Job -> Pull every line containing the word "that" from the records.

Dataset records ->
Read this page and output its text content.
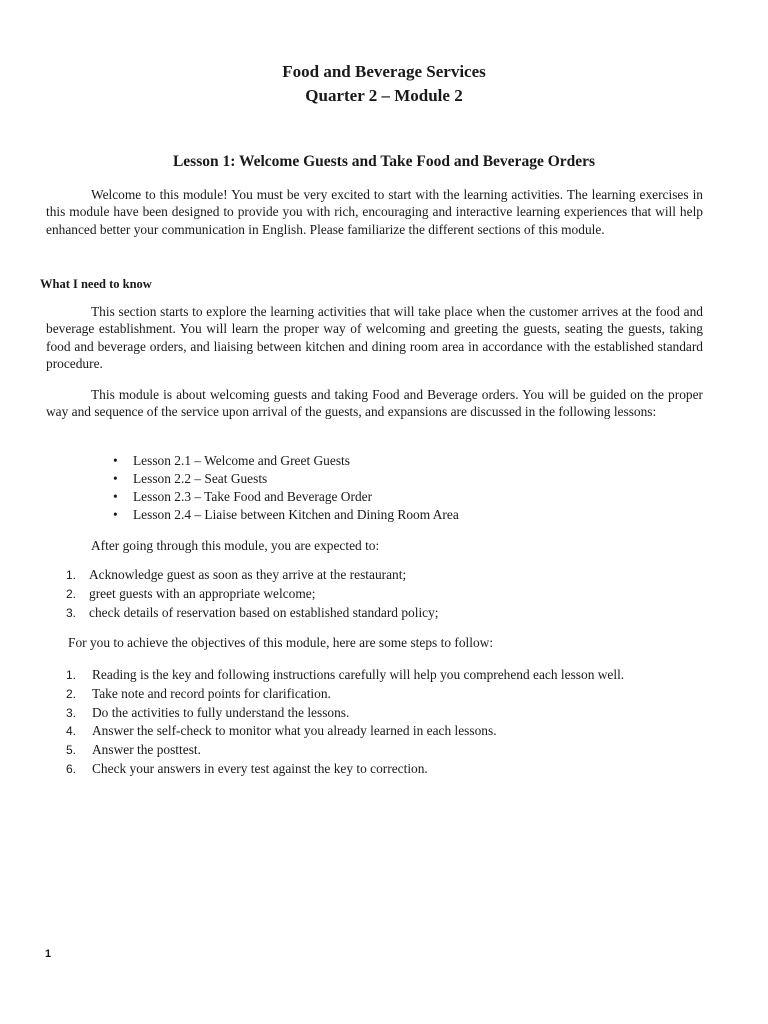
Food and Beverage Services
Quarter 2 – Module 2
Lesson 1: Welcome Guests and Take Food and Beverage Orders

Welcome to this module! You must be very excited to start with the learning activities. The learning exercises in this module have been designed to provide you with rich, encouraging and interactive learning experiences that will help enhanced better your communication in English. Please familiarize the different sections of this module.

What I need to know

This section starts to explore the learning activities that will take place when the customer arrives at the food and beverage establishment. You will learn the proper way of welcoming and greeting the guests, seating the guests, taking food and beverage orders, and liaising between kitchen and dining room area in accordance with the established standard procedure.

This module is about welcoming guests and taking Food and Beverage orders. You will be guided on the proper way and sequence of the service upon arrival of the guests, and expansions are discussed in the following lessons:

• Lesson 2.1 – Welcome and Greet Guests
• Lesson 2.2 – Seat Guests
• Lesson 2.3 – Take Food and Beverage Order
• Lesson 2.4 – Liaise between Kitchen and Dining Room Area
After going through this module, you are expected to:
1. Acknowledge guest as soon as they arrive at the restaurant;
2. greet guests with an appropriate welcome;
3. check details of reservation based on established standard policy;
For you to achieve the objectives of this module, here are some steps to follow:
1. Reading is the key and following instructions carefully will help you comprehend each lesson well.
2. Take note and record points for clarification.
3. Do the activities to fully understand the lessons.
4. Answer the self-check to monitor what you already learned in each lessons.
5. Answer the posttest.
6. Check your answers in every test against the key to correction.
1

Exercise output ->
Welcome to this module! You must be very excited to start with the learning activities. The learning exercises in this module have been designed to provide you with rich, encouraging and interactive learning experiences that will help enhanced better your communication in English. Please familiarize the different sections of this module.
This section starts to explore the learning activities that will take place when the customer arrives at the food and beverage establishment. You will learn the proper way of welcoming and greeting the guests, seating the guests, taking food and beverage orders, and liaising between kitchen and dining room area in accordance with the established standard procedure.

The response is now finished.